_THE TASK_
Extract the data exactly, missing nothing.

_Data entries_
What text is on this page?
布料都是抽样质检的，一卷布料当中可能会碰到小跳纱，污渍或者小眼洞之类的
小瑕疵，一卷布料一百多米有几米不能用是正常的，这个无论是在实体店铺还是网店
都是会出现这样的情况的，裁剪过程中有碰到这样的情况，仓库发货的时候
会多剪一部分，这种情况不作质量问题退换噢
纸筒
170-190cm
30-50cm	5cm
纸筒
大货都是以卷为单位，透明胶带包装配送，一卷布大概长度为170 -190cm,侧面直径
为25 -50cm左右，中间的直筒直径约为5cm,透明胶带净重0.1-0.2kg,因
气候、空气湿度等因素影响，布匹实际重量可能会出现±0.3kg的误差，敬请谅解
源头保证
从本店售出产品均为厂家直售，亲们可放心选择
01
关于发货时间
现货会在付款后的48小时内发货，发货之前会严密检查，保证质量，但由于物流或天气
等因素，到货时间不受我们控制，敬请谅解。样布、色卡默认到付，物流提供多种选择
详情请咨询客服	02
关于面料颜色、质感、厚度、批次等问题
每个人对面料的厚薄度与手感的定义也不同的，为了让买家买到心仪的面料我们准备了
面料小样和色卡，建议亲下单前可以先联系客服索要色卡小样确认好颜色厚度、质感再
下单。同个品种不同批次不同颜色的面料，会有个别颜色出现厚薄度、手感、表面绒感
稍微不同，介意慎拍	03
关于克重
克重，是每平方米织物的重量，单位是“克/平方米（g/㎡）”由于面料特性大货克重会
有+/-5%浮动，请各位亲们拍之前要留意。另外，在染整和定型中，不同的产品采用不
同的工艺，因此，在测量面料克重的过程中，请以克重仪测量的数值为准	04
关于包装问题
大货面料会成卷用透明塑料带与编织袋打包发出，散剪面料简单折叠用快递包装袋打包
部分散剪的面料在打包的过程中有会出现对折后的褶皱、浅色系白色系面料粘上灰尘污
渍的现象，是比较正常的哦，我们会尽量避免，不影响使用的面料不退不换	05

_FINISHED EXERCISE_
What text is on this page?
布料都是抽样质检的，一卷布料当中可能会碰到小跳纱，污渍或者小眼洞之类的
小瑕疵，一卷布料一百多米有几米不能用是正常的，这个无论是在实体店铺还是网店
都是会出现这样的情况的，裁剪过程中有碰到这样的情况，仓库发货的时候
会多剪一部分，这种情况不作质量问题退换噢
纸筒
170-190cm
30-50cm	5cm
纸筒
大货都是以卷为单位，透明胶带包装配送，一卷布大概长度为170 -190cm,侧面直径
为25 -50cm左右，中间的直筒直径约为5cm,透明胶带净重0.1-0.2kg,因
气候、空气湿度等因素影响，布匹实际重量可能会出现±0.3kg的误差，敬请谅解
源头保证
从本店售出产品均为厂家直售，亲们可放心选择
01
关于发货时间
现货会在付款后的48小时内发货，发货之前会严密检查，保证质量，但由于物流或天气
等因素，到货时间不受我们控制，敬请谅解。样布、色卡默认到付，物流提供多种选择
详情请咨询客服	02
关于面料颜色、质感、厚度、批次等问题
每个人对面料的厚薄度与手感的定义也不同的，为了让买家买到心仪的面料我们准备了
面料小样和色卡，建议亲下单前可以先联系客服索要色卡小样确认好颜色厚度、质感再
下单。同个品种不同批次不同颜色的面料，会有个别颜色出现厚薄度、手感、表面绒感
稍微不同，介意慎拍	03
关于克重
克重，是每平方米织物的重量，单位是“克/平方米（g/㎡）”由于面料特性大货克重会
有+/-5%浮动，请各位亲们拍之前要留意。另外，在染整和定型中，不同的产品采用不
同的工艺，因此，在测量面料克重的过程中，请以克重仪测量的数值为准	04
关于包装问题
大货面料会成卷用透明塑料带与编织袋打包发出，散剪面料简单折叠用快递包装袋打包
部分散剪的面料在打包的过程中有会出现对折后的褶皱、浅色系白色系面料粘上灰尘污
渍的现象，是比较正常的哦，我们会尽量避免，不影响使用的面料不退不换	05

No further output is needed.